Figure record listings
"""

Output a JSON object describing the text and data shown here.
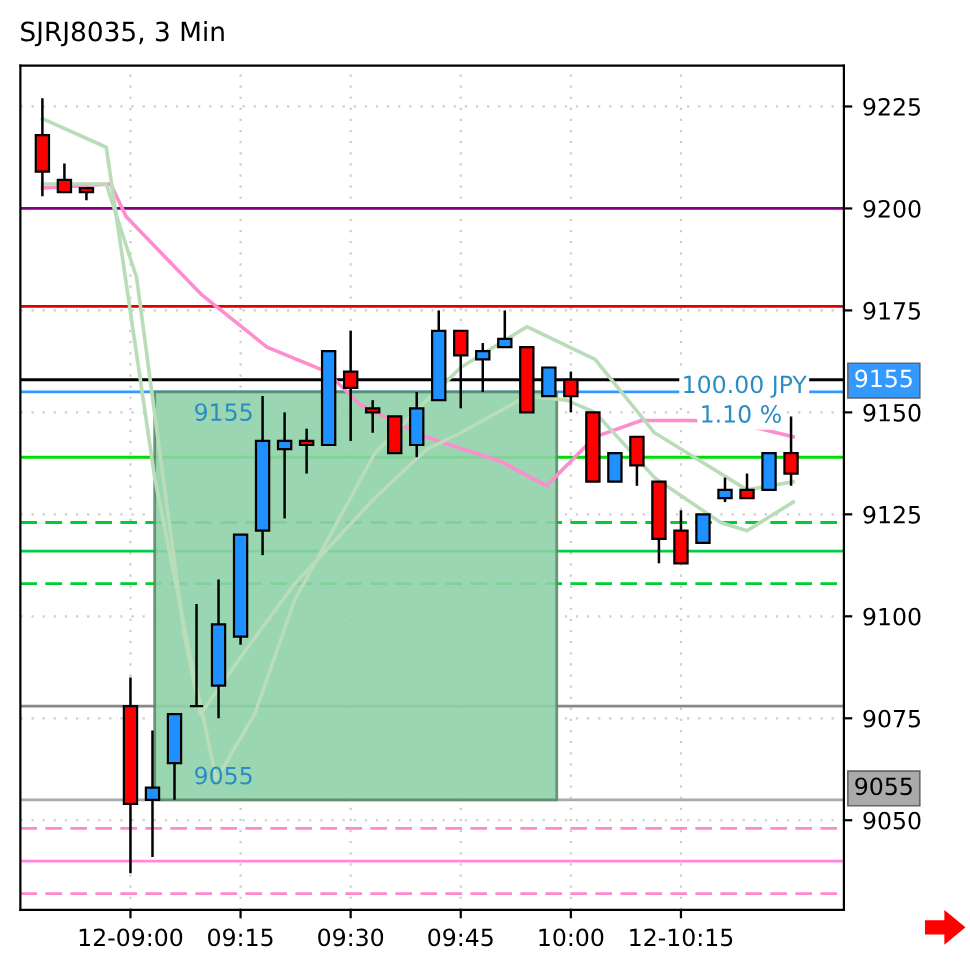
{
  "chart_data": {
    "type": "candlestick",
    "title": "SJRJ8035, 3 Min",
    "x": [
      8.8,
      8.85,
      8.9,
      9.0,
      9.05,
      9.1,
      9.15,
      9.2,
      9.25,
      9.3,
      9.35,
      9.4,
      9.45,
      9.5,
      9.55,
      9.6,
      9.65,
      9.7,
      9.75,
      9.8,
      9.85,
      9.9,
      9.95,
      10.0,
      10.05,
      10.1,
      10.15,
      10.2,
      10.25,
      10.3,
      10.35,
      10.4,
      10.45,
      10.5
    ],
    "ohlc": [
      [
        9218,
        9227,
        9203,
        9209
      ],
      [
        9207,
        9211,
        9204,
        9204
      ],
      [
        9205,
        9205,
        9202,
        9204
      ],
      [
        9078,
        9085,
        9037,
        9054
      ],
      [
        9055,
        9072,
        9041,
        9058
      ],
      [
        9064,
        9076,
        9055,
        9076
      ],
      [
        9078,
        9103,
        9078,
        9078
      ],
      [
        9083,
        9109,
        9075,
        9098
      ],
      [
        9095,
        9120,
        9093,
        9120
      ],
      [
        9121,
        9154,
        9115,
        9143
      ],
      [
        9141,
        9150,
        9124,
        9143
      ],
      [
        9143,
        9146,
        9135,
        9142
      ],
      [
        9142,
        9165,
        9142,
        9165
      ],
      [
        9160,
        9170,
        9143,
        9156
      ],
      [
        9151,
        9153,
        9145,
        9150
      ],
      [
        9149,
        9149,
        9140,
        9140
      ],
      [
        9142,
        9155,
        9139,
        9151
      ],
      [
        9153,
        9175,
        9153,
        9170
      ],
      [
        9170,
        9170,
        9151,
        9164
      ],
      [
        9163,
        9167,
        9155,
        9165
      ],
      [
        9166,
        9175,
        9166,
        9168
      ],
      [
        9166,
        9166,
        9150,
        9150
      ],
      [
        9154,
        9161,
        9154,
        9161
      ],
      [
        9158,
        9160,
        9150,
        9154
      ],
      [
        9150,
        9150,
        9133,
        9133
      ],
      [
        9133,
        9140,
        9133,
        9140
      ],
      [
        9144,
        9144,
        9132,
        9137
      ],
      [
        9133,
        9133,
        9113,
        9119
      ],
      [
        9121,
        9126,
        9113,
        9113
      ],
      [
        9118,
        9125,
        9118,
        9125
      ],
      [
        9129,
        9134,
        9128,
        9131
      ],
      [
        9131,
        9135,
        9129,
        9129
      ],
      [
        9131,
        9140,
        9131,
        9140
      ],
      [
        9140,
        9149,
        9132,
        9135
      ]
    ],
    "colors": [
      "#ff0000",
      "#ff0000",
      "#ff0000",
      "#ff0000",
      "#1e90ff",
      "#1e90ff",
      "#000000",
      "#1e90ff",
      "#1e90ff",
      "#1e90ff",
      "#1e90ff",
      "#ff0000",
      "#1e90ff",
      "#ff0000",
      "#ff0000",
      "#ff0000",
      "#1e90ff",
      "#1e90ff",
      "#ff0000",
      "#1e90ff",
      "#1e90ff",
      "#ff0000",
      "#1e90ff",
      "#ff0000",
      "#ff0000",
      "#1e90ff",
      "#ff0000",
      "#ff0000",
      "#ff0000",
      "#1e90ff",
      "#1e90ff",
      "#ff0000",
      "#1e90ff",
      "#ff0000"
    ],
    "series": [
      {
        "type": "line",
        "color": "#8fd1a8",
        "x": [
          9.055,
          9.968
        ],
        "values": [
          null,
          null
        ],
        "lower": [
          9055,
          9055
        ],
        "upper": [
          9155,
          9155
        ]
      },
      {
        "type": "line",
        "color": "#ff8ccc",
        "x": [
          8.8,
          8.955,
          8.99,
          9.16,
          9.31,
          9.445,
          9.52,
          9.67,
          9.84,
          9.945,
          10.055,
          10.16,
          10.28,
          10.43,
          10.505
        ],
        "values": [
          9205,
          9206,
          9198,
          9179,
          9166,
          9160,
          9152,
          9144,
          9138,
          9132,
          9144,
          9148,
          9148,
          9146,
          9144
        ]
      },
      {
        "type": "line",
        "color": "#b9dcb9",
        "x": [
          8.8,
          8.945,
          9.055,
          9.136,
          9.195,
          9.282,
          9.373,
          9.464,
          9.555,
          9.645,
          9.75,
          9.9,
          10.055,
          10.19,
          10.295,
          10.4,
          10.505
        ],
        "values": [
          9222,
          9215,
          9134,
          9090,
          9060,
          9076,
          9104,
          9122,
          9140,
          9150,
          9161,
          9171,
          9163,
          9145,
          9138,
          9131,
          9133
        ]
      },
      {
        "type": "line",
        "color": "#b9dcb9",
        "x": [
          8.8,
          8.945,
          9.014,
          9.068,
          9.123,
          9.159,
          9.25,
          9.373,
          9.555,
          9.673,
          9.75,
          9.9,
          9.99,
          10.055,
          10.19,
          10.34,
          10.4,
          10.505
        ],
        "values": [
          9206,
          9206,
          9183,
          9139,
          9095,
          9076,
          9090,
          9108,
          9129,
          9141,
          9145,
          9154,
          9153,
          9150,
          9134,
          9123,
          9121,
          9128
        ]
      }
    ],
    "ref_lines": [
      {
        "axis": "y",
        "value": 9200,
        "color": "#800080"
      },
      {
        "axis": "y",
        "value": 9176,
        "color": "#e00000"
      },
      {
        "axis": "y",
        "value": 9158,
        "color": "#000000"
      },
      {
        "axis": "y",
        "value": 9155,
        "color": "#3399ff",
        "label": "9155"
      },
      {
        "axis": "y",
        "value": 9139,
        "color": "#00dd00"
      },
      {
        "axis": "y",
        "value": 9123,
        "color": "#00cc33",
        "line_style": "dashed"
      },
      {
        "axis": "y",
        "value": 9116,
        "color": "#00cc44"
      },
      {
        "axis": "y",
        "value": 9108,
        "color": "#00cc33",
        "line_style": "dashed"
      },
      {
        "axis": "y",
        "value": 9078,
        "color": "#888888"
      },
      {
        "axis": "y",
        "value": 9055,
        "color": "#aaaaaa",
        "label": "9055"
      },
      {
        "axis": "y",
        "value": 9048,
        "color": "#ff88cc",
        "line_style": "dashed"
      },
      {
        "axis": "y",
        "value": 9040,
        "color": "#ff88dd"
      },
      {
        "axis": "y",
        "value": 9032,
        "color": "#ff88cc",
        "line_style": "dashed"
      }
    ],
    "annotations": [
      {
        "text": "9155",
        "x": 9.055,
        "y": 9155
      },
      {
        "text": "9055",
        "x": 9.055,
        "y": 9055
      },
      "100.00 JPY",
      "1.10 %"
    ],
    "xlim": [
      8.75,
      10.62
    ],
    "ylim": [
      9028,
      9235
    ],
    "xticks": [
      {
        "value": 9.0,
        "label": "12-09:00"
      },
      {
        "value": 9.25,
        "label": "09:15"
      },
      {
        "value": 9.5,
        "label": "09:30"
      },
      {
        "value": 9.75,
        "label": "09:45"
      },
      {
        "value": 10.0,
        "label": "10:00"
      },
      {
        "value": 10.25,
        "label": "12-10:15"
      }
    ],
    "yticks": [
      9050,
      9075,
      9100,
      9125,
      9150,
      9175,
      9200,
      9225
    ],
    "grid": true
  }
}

"""
"""

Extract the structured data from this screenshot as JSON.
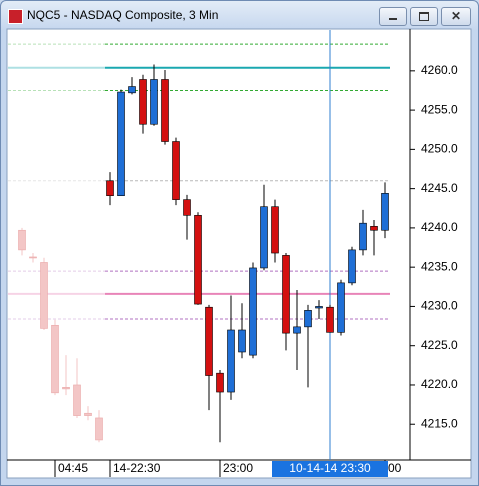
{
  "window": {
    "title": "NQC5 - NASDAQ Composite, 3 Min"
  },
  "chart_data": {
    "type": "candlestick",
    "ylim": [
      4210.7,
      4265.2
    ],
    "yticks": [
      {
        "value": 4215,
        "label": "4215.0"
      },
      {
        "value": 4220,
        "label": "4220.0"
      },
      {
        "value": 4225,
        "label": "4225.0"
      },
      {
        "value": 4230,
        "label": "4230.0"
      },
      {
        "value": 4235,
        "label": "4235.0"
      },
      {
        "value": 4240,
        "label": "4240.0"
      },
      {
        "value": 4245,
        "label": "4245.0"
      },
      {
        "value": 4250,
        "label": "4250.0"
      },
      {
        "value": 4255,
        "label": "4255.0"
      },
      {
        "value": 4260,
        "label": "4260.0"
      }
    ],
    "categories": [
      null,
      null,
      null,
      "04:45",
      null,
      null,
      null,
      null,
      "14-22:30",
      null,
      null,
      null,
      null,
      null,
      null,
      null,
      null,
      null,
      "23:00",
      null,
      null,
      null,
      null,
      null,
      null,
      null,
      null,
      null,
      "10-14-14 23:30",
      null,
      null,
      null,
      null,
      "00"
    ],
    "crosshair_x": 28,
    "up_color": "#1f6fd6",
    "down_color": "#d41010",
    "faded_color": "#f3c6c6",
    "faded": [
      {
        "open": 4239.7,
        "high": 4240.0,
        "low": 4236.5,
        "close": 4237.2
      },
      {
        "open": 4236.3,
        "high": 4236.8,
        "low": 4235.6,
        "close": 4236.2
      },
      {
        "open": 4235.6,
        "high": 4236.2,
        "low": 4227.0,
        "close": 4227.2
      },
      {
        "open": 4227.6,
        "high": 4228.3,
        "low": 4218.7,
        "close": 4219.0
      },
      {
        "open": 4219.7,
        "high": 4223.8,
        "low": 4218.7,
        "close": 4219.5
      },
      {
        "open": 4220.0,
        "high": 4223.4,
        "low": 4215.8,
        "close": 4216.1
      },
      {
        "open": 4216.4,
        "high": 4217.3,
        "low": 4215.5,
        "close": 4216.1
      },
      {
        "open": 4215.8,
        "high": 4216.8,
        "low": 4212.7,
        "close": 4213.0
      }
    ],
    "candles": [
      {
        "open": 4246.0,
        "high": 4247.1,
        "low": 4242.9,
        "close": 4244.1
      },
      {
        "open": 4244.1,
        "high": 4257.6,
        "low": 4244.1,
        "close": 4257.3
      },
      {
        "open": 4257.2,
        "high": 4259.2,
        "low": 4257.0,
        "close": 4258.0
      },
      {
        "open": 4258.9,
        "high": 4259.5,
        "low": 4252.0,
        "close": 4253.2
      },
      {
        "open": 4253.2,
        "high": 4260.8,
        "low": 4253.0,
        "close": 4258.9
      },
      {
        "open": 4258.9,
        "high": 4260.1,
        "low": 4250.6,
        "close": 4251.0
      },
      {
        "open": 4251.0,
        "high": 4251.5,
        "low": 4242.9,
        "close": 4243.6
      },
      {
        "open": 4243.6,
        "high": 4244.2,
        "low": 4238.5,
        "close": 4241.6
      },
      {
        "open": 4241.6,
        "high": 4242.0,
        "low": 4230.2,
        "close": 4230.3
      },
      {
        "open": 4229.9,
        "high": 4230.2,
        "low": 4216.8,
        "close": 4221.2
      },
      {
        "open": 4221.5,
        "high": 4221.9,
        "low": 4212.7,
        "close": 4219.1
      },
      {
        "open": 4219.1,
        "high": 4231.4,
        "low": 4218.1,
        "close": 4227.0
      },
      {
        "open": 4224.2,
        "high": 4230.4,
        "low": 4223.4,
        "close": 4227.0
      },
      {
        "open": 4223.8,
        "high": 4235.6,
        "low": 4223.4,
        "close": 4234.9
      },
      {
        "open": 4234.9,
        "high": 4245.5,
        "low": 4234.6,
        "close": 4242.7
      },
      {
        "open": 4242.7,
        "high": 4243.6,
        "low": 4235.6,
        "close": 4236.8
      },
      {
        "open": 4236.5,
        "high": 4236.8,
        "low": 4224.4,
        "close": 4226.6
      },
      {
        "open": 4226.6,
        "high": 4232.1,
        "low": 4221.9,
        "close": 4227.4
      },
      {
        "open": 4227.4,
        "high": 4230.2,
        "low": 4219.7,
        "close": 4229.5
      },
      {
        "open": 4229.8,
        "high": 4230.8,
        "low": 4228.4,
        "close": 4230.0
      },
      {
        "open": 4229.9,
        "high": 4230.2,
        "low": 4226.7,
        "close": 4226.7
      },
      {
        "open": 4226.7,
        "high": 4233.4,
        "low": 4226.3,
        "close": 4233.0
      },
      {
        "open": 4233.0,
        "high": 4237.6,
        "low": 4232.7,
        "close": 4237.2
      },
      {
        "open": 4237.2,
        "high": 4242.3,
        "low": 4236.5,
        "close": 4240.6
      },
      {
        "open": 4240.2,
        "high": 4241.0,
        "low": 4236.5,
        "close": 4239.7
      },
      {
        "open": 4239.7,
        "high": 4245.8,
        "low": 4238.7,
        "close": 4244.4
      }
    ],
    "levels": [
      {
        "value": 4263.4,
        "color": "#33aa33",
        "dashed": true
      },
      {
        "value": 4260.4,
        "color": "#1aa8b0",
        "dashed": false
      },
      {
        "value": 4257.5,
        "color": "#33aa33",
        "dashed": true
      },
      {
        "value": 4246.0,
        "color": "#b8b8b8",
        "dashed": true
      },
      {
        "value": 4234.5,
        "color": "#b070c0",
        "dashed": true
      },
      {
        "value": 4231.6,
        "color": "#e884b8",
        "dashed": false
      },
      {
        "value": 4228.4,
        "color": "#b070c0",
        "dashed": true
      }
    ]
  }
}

"""

Copy every line above in which the string "JSON" shows up.

# [SOLUTION BELOW]
Output a JSON object describing the text and data shown here.
Extract the structured data from this screenshot as JSON.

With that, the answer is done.